### [EXERCISE GOAL]
Write out each line word for word. Drop pictures.

------------------------------------

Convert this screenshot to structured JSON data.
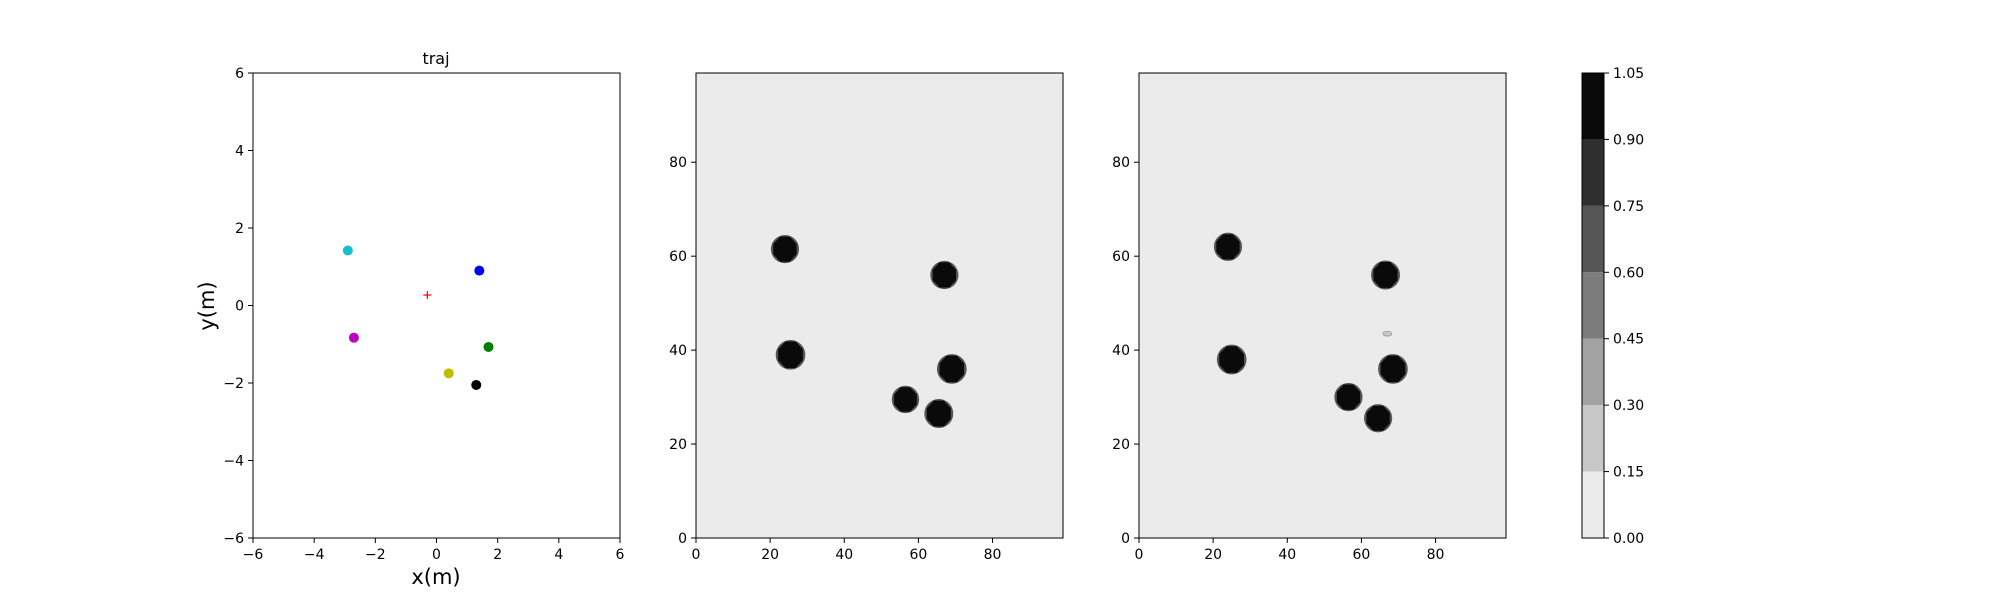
{
  "chart_data": [
    {
      "type": "scatter",
      "title": "traj",
      "xlabel": "x(m)",
      "ylabel": "y(m)",
      "xlim": [
        -6,
        6
      ],
      "ylim": [
        -6,
        6
      ],
      "xticks": [
        -6,
        -4,
        -2,
        0,
        2,
        4,
        6
      ],
      "yticks": [
        -6,
        -4,
        -2,
        0,
        2,
        4,
        6
      ],
      "points": [
        {
          "x": -2.9,
          "y": 1.42,
          "color": "#17becf",
          "marker": "dot"
        },
        {
          "x": -2.7,
          "y": -0.83,
          "color": "#bf00bf",
          "marker": "dot"
        },
        {
          "x": 1.4,
          "y": 0.9,
          "color": "#0000ff",
          "marker": "dot"
        },
        {
          "x": 1.7,
          "y": -1.07,
          "color": "#008000",
          "marker": "dot"
        },
        {
          "x": 0.4,
          "y": -1.75,
          "color": "#bfbf00",
          "marker": "dot"
        },
        {
          "x": 1.3,
          "y": -2.05,
          "color": "#000000",
          "marker": "dot"
        },
        {
          "x": -0.3,
          "y": 0.27,
          "color": "#ff0000",
          "marker": "plus"
        }
      ]
    },
    {
      "type": "heatmap",
      "xlim": [
        0,
        99
      ],
      "ylim": [
        0,
        99
      ],
      "xticks": [
        0,
        20,
        40,
        60,
        80
      ],
      "yticks": [
        0,
        20,
        40,
        60,
        80
      ],
      "background_value": 0.0,
      "blobs": [
        {
          "x": 24,
          "y": 61.5,
          "r": 3.4,
          "value": 1.0
        },
        {
          "x": 25.5,
          "y": 39,
          "r": 3.6,
          "value": 1.0
        },
        {
          "x": 67,
          "y": 56,
          "r": 3.4,
          "value": 1.0
        },
        {
          "x": 69,
          "y": 36,
          "r": 3.6,
          "value": 1.0
        },
        {
          "x": 56.5,
          "y": 29.5,
          "r": 3.3,
          "value": 1.0
        },
        {
          "x": 65.5,
          "y": 26.5,
          "r": 3.5,
          "value": 1.0
        }
      ]
    },
    {
      "type": "heatmap",
      "xlim": [
        0,
        99
      ],
      "ylim": [
        0,
        99
      ],
      "xticks": [
        0,
        20,
        40,
        60,
        80
      ],
      "yticks": [
        0,
        20,
        40,
        60,
        80
      ],
      "background_value": 0.0,
      "blobs": [
        {
          "x": 24,
          "y": 62,
          "r": 3.4,
          "value": 1.0
        },
        {
          "x": 25,
          "y": 38,
          "r": 3.6,
          "value": 1.0
        },
        {
          "x": 66.5,
          "y": 56,
          "r": 3.5,
          "value": 1.0
        },
        {
          "x": 68.5,
          "y": 36,
          "r": 3.6,
          "value": 1.0
        },
        {
          "x": 56.5,
          "y": 30,
          "r": 3.4,
          "value": 1.0
        },
        {
          "x": 64.5,
          "y": 25.5,
          "r": 3.4,
          "value": 1.0
        },
        {
          "x": 67,
          "y": 43.5,
          "r": 1.2,
          "value": 0.2
        }
      ]
    }
  ],
  "colorbar": {
    "levels": [
      0.0,
      0.15,
      0.3,
      0.45,
      0.6,
      0.75,
      0.9,
      1.05
    ],
    "tick_labels": [
      "0.00",
      "0.15",
      "0.30",
      "0.45",
      "0.60",
      "0.75",
      "0.90",
      "1.05"
    ],
    "colors": [
      "#ebebeb",
      "#c8c8c8",
      "#a2a2a2",
      "#7c7c7c",
      "#565656",
      "#2f2f2f",
      "#0a0a0a"
    ]
  }
}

------------------------------------

### [CORRECT OUTPUT]
Convert this screenshot to structured JSON data.
{
  "chart_data": [
    {
      "type": "scatter",
      "title": "traj",
      "xlabel": "x(m)",
      "ylabel": "y(m)",
      "xlim": [
        -6,
        6
      ],
      "ylim": [
        -6,
        6
      ],
      "xticks": [
        -6,
        -4,
        -2,
        0,
        2,
        4,
        6
      ],
      "yticks": [
        -6,
        -4,
        -2,
        0,
        2,
        4,
        6
      ],
      "points": [
        {
          "x": -2.9,
          "y": 1.42,
          "color": "#17becf",
          "marker": "dot"
        },
        {
          "x": -2.7,
          "y": -0.83,
          "color": "#bf00bf",
          "marker": "dot"
        },
        {
          "x": 1.4,
          "y": 0.9,
          "color": "#0000ff",
          "marker": "dot"
        },
        {
          "x": 1.7,
          "y": -1.07,
          "color": "#008000",
          "marker": "dot"
        },
        {
          "x": 0.4,
          "y": -1.75,
          "color": "#bfbf00",
          "marker": "dot"
        },
        {
          "x": 1.3,
          "y": -2.05,
          "color": "#000000",
          "marker": "dot"
        },
        {
          "x": -0.3,
          "y": 0.27,
          "color": "#ff0000",
          "marker": "plus"
        }
      ]
    },
    {
      "type": "heatmap",
      "xlim": [
        0,
        99
      ],
      "ylim": [
        0,
        99
      ],
      "xticks": [
        0,
        20,
        40,
        60,
        80
      ],
      "yticks": [
        0,
        20,
        40,
        60,
        80
      ],
      "background_value": 0.0,
      "blobs": [
        {
          "x": 24,
          "y": 61.5,
          "r": 3.4,
          "value": 1.0
        },
        {
          "x": 25.5,
          "y": 39,
          "r": 3.6,
          "value": 1.0
        },
        {
          "x": 67,
          "y": 56,
          "r": 3.4,
          "value": 1.0
        },
        {
          "x": 69,
          "y": 36,
          "r": 3.6,
          "value": 1.0
        },
        {
          "x": 56.5,
          "y": 29.5,
          "r": 3.3,
          "value": 1.0
        },
        {
          "x": 65.5,
          "y": 26.5,
          "r": 3.5,
          "value": 1.0
        }
      ]
    },
    {
      "type": "heatmap",
      "xlim": [
        0,
        99
      ],
      "ylim": [
        0,
        99
      ],
      "xticks": [
        0,
        20,
        40,
        60,
        80
      ],
      "yticks": [
        0,
        20,
        40,
        60,
        80
      ],
      "background_value": 0.0,
      "blobs": [
        {
          "x": 24,
          "y": 62,
          "r": 3.4,
          "value": 1.0
        },
        {
          "x": 25,
          "y": 38,
          "r": 3.6,
          "value": 1.0
        },
        {
          "x": 66.5,
          "y": 56,
          "r": 3.5,
          "value": 1.0
        },
        {
          "x": 68.5,
          "y": 36,
          "r": 3.6,
          "value": 1.0
        },
        {
          "x": 56.5,
          "y": 30,
          "r": 3.4,
          "value": 1.0
        },
        {
          "x": 64.5,
          "y": 25.5,
          "r": 3.4,
          "value": 1.0
        },
        {
          "x": 67,
          "y": 43.5,
          "r": 1.2,
          "value": 0.2
        }
      ]
    }
  ],
  "colorbar": {
    "levels": [
      0.0,
      0.15,
      0.3,
      0.45,
      0.6,
      0.75,
      0.9,
      1.05
    ],
    "tick_labels": [
      "0.00",
      "0.15",
      "0.30",
      "0.45",
      "0.60",
      "0.75",
      "0.90",
      "1.05"
    ],
    "colors": [
      "#ebebeb",
      "#c8c8c8",
      "#a2a2a2",
      "#7c7c7c",
      "#565656",
      "#2f2f2f",
      "#0a0a0a"
    ]
  }
}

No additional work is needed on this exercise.